▶ [Written request]
Copy out each line that has "this" in it.

▶ [Supplied entries]
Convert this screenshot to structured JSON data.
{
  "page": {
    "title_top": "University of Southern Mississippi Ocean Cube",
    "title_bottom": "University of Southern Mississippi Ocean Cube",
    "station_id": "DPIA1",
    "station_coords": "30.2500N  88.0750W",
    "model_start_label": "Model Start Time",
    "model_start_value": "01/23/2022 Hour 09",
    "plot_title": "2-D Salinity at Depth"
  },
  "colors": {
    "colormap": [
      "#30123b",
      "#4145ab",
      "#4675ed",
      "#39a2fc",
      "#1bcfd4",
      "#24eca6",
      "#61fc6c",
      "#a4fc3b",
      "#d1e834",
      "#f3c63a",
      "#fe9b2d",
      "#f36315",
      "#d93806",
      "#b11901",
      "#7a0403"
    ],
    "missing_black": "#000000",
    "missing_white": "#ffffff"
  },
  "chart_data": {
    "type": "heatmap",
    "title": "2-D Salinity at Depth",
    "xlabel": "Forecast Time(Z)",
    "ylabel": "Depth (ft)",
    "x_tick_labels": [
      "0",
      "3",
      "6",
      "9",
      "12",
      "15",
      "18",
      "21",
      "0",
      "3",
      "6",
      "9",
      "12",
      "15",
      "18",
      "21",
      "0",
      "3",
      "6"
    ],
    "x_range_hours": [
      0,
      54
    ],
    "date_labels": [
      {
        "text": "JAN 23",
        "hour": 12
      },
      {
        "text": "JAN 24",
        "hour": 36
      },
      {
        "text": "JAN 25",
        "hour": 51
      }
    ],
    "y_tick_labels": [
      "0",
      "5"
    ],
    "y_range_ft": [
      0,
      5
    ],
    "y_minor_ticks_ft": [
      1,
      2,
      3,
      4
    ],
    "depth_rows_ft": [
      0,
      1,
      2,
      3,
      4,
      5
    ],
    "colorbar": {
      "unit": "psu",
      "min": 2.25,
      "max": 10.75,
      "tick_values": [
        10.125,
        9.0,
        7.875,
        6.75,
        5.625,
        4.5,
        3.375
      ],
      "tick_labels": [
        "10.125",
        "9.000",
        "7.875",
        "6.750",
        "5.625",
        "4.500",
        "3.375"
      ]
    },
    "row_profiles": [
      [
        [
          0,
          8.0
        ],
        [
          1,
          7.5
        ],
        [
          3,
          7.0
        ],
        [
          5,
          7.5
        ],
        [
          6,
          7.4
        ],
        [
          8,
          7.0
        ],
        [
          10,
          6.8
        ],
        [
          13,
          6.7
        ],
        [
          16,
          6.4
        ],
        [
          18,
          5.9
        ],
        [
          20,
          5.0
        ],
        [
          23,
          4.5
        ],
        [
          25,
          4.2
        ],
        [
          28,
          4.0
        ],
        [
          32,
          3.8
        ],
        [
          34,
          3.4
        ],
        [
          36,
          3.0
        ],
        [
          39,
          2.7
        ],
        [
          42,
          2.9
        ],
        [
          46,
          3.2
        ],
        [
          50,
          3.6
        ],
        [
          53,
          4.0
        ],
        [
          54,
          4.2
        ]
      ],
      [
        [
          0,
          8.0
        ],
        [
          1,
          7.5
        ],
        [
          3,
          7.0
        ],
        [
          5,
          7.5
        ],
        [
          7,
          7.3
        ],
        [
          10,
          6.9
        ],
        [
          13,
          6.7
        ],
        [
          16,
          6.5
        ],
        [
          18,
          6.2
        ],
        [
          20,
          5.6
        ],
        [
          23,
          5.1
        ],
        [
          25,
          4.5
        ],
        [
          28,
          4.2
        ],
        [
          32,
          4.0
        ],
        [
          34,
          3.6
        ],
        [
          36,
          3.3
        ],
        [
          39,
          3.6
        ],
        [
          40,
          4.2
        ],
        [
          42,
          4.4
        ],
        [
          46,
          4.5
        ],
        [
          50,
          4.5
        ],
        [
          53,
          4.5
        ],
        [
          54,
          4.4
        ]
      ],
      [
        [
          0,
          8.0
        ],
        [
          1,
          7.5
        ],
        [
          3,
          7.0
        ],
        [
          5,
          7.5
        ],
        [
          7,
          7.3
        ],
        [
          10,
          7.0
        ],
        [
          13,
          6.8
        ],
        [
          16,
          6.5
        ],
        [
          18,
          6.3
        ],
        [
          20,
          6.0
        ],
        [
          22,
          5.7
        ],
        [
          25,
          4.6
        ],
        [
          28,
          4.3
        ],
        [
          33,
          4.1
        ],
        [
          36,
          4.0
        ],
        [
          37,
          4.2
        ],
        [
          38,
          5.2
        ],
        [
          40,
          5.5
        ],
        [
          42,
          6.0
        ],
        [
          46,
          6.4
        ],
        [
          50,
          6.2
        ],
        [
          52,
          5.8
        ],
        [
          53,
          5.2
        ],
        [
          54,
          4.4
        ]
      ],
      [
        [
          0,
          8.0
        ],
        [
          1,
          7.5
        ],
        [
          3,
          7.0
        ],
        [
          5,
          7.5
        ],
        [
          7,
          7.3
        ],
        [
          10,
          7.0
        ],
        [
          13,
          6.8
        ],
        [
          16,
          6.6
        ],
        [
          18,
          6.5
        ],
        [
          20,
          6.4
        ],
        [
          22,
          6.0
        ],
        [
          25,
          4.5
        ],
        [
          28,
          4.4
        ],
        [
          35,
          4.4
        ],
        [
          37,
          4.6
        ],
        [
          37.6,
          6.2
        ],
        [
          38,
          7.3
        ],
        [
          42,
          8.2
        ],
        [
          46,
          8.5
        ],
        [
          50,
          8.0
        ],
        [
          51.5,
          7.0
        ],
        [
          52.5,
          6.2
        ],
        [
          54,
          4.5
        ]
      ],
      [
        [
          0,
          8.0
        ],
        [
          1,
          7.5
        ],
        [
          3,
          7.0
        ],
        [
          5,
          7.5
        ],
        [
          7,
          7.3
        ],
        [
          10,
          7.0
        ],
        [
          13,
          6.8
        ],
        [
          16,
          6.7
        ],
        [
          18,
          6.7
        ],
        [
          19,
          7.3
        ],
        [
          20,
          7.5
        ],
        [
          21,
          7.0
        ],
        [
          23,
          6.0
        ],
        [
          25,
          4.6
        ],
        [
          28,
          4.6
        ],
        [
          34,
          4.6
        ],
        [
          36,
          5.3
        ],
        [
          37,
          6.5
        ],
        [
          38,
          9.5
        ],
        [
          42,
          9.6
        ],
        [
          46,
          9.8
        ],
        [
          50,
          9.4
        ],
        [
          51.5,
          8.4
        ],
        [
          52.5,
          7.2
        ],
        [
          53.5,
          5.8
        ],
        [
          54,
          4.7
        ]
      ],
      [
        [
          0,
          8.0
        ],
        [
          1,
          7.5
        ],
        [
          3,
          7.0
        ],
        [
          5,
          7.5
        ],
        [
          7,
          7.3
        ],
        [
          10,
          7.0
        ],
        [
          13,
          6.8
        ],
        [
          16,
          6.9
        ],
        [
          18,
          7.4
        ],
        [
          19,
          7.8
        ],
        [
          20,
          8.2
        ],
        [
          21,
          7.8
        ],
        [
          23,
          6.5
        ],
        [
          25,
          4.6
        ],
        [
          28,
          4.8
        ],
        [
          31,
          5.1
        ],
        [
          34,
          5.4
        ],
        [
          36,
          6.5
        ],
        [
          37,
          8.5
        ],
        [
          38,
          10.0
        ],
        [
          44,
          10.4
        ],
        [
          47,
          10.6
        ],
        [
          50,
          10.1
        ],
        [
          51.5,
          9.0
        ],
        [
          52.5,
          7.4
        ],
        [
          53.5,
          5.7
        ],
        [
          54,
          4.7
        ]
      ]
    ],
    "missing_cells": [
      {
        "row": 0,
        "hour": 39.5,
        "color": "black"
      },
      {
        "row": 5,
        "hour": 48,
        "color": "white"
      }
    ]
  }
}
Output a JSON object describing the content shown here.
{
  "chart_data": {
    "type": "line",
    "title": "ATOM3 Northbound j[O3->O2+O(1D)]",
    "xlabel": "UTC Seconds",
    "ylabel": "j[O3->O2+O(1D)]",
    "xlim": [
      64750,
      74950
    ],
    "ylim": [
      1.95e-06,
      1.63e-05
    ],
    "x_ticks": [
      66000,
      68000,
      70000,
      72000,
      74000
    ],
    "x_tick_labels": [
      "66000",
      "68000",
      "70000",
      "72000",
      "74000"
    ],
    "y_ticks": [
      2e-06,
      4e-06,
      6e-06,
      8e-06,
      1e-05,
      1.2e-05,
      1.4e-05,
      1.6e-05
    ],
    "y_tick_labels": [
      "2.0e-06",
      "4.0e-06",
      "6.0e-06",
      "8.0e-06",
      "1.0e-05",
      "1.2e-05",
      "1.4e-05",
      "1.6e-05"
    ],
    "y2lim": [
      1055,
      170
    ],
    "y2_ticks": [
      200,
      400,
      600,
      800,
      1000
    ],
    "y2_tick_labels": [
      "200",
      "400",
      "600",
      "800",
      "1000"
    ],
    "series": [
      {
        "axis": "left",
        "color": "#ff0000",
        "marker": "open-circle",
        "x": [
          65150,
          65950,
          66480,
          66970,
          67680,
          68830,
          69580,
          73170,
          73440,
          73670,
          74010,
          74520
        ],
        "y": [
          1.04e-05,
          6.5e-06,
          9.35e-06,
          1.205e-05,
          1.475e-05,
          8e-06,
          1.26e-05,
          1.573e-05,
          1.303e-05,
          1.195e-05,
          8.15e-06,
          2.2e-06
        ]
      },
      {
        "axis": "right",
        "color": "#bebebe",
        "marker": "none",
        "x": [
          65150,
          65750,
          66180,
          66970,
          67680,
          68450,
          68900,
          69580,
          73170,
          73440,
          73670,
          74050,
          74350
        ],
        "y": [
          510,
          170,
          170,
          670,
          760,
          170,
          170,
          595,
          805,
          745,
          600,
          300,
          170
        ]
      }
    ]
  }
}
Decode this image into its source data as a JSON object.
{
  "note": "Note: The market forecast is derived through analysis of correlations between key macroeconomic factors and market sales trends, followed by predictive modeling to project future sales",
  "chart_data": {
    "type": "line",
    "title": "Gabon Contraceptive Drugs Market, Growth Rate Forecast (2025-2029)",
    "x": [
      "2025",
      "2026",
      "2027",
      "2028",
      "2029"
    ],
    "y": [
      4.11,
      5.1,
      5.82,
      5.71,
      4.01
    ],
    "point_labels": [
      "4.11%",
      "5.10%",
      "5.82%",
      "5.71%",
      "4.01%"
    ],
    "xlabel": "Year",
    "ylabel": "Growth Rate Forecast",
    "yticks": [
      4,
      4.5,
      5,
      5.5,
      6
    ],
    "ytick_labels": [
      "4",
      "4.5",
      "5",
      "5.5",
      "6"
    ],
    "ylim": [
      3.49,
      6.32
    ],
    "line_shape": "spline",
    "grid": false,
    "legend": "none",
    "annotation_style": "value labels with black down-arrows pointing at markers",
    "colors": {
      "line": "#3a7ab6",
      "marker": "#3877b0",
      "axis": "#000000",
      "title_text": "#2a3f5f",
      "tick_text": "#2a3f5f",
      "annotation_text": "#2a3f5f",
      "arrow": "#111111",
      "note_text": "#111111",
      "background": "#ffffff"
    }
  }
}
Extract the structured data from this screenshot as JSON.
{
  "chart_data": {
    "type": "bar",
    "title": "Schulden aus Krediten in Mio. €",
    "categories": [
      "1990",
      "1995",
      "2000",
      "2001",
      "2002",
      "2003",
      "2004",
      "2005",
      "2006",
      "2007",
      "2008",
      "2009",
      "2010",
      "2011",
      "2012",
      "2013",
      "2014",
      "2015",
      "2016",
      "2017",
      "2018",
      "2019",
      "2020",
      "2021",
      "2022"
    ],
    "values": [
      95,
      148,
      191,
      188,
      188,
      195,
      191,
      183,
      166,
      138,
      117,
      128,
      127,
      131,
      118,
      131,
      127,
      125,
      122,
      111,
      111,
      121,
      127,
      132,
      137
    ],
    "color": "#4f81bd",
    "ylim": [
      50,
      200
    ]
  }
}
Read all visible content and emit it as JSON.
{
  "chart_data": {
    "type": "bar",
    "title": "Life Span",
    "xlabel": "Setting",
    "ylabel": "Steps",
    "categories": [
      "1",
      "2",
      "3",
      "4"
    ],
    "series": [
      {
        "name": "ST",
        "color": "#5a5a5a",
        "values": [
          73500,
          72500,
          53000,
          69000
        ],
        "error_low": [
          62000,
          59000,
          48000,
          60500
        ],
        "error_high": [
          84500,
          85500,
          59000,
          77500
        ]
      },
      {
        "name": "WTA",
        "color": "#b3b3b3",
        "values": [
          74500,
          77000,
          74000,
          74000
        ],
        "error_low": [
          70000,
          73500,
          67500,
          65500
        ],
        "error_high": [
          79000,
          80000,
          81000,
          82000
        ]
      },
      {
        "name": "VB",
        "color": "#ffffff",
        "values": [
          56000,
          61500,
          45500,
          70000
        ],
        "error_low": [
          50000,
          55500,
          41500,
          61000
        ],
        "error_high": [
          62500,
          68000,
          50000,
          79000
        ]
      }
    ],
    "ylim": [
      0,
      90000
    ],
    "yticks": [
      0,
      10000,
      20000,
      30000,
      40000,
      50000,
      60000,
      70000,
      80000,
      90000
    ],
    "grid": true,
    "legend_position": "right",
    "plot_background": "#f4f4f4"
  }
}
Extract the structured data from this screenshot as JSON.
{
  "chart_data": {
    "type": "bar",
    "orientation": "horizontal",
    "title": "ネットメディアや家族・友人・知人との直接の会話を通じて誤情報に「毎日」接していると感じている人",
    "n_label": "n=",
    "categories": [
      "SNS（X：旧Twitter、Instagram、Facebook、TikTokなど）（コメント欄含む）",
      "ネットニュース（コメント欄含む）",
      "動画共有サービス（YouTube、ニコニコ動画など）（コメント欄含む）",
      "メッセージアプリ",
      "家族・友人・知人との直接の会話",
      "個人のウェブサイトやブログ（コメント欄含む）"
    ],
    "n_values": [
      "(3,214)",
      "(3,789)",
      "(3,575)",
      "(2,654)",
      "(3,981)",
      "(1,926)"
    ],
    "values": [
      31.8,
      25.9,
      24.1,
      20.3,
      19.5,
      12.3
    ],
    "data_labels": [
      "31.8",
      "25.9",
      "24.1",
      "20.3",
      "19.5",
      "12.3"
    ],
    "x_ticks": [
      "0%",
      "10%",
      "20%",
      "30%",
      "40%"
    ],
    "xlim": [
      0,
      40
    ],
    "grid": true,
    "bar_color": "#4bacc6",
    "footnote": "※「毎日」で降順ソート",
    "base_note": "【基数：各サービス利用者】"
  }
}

▶ [Output below]
Convert this screenshot to structured JSON data.
Decode this image into its source data as a JSON object.
Extract the structured data from this screenshot as JSON.
Extract the structured data from this screenshot as JSON.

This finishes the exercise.